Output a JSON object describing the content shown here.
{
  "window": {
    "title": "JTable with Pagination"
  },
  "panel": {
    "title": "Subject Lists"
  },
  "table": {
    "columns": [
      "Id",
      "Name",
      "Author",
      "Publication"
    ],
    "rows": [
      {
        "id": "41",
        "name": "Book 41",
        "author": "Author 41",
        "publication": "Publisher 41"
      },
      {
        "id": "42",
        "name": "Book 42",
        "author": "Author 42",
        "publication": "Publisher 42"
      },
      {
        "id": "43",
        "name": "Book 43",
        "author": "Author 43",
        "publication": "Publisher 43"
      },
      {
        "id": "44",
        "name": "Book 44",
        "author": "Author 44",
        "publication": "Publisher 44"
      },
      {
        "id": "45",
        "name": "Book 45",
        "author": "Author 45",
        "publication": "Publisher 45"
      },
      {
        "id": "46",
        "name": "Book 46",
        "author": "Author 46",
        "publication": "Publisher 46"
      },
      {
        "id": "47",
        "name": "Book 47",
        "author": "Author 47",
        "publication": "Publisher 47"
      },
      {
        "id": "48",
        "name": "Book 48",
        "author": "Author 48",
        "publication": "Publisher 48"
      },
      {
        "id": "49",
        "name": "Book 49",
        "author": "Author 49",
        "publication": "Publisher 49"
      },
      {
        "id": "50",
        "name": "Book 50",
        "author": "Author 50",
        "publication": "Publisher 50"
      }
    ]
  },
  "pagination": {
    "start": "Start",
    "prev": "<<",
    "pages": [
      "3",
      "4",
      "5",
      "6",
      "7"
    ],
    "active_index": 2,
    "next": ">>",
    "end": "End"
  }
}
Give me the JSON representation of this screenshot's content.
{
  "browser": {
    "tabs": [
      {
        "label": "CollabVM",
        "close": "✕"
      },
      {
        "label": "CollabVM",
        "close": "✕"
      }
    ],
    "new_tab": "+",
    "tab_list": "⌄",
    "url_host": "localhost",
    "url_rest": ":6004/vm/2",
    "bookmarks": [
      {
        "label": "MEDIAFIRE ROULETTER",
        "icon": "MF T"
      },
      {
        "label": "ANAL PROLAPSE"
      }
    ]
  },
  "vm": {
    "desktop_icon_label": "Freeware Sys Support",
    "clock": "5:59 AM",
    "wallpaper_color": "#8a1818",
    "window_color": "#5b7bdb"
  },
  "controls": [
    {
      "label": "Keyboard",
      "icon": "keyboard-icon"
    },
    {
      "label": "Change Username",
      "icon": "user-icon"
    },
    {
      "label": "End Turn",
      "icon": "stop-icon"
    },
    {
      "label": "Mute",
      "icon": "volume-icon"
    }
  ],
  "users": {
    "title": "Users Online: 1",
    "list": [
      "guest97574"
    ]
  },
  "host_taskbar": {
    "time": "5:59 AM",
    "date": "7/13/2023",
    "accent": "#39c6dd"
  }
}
########
Given exercise:
Show every line of the records above that contains the word "Publisher".

Output for this task:
        "publication": "Publisher 41"
        "publication": "Publisher 42"
        "publication": "Publisher 43"
        "publication": "Publisher 44"
        "publication": "Publisher 45"
        "publication": "Publisher 46"
        "publication": "Publisher 47"
        "publication": "Publisher 48"
        "publication": "Publisher 49"
        "publication": "Publisher 50"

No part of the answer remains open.